**Records shown**
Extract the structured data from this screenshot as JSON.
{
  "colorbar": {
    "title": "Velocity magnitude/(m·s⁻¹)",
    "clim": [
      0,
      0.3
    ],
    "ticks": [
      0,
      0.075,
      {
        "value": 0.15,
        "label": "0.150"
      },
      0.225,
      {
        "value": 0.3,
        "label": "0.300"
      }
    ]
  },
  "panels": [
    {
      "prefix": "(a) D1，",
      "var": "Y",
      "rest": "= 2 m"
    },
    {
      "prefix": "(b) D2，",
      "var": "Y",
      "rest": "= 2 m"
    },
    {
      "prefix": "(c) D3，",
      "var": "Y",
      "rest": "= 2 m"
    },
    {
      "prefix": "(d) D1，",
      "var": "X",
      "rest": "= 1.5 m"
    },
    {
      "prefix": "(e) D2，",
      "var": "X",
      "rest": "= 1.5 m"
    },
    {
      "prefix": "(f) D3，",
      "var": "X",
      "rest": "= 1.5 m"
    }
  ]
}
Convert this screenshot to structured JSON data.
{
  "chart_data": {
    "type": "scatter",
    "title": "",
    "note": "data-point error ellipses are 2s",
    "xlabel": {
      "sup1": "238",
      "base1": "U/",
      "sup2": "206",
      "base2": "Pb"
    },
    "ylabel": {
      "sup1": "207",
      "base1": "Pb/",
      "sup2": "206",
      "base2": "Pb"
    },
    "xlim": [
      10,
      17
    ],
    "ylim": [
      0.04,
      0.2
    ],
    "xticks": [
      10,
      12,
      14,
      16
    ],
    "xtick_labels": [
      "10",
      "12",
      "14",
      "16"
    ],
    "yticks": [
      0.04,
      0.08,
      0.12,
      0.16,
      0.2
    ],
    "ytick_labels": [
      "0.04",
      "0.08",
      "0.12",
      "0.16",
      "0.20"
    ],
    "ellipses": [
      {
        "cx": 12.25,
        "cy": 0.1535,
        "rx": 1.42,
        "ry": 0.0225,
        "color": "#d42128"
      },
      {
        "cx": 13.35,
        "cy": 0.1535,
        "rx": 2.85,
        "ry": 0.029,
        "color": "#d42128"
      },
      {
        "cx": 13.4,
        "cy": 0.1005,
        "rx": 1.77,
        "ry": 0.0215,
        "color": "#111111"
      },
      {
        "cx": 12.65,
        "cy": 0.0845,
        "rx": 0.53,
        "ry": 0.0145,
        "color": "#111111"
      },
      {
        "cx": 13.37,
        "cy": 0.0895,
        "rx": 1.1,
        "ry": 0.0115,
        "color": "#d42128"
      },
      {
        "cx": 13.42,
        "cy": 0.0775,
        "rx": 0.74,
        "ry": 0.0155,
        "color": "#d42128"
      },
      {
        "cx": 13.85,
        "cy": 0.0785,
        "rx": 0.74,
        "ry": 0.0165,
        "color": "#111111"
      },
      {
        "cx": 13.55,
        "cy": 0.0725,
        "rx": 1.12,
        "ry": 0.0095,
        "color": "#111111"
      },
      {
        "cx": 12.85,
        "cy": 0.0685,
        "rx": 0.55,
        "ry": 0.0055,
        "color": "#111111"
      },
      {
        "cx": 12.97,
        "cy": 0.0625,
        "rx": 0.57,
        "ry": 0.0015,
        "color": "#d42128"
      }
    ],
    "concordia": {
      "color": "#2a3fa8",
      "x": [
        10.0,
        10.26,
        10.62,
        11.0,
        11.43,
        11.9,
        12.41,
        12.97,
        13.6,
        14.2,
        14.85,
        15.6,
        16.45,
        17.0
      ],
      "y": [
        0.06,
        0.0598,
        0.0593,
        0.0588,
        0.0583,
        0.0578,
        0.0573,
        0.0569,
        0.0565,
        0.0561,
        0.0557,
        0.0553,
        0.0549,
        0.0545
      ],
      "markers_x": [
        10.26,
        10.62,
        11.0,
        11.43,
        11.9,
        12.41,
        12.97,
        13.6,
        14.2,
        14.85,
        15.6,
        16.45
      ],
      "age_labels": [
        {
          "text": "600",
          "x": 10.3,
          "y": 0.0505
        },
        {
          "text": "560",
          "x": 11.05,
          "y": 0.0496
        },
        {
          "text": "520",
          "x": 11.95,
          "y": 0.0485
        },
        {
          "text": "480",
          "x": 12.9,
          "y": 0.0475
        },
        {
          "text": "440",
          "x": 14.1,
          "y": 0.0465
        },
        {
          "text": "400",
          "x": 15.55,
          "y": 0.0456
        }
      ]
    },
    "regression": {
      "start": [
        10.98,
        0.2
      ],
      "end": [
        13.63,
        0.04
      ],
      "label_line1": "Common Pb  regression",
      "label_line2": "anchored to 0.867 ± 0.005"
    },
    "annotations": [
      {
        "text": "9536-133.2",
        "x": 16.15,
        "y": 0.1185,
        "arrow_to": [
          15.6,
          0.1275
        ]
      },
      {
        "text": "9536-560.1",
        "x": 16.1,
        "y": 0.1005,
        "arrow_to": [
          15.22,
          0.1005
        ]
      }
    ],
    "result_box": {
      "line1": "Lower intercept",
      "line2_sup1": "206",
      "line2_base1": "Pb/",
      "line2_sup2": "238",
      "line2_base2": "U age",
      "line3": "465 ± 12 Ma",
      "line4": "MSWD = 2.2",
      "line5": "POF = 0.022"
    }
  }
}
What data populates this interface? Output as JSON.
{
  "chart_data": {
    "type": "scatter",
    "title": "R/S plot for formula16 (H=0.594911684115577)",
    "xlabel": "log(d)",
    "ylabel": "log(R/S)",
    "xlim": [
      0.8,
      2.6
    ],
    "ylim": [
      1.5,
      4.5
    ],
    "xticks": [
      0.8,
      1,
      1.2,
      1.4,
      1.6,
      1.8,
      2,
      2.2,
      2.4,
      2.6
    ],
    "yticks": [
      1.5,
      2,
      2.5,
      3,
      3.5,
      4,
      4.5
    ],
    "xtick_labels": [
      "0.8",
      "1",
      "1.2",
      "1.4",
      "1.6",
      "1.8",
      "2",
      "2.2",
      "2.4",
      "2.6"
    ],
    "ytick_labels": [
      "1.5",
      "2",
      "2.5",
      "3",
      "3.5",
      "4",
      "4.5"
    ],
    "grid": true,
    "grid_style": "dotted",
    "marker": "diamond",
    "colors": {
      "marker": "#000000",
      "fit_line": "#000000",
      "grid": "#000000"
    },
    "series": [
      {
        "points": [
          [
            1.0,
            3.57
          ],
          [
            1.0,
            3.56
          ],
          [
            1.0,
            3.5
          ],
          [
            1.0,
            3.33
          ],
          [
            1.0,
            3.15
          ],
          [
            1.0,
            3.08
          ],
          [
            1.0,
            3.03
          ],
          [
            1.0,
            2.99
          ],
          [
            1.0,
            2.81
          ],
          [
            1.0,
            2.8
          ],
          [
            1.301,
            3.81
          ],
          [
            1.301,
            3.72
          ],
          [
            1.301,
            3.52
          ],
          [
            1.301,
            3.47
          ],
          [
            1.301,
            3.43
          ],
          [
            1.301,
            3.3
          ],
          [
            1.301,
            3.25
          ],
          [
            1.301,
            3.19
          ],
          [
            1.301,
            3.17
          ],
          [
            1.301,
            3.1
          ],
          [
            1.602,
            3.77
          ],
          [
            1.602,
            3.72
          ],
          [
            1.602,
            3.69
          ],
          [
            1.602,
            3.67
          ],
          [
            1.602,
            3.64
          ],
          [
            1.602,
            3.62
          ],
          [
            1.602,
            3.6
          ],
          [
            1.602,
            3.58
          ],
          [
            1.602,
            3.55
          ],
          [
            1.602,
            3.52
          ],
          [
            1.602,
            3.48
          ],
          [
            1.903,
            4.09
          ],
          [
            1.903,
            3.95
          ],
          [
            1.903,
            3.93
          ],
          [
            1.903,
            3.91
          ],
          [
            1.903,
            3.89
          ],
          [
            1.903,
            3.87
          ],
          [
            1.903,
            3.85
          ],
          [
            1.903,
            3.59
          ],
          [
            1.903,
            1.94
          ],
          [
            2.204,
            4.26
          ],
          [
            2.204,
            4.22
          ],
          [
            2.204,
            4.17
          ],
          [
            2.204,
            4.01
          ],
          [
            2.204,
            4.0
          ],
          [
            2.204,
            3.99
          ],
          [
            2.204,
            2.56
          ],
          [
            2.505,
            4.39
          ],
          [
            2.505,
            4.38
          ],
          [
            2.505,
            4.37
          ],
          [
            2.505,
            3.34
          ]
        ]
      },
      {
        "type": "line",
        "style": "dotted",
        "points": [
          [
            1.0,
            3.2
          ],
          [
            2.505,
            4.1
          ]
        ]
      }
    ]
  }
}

**Task goal**
Your task is to gather every line with the word "title" and copy it.

**Answer to the exercise**
    "title": "Velocity magnitude/(m·s⁻¹)",
    "title": "",
    "title": "R/S plot for formula16 (H=0.594911684115577)",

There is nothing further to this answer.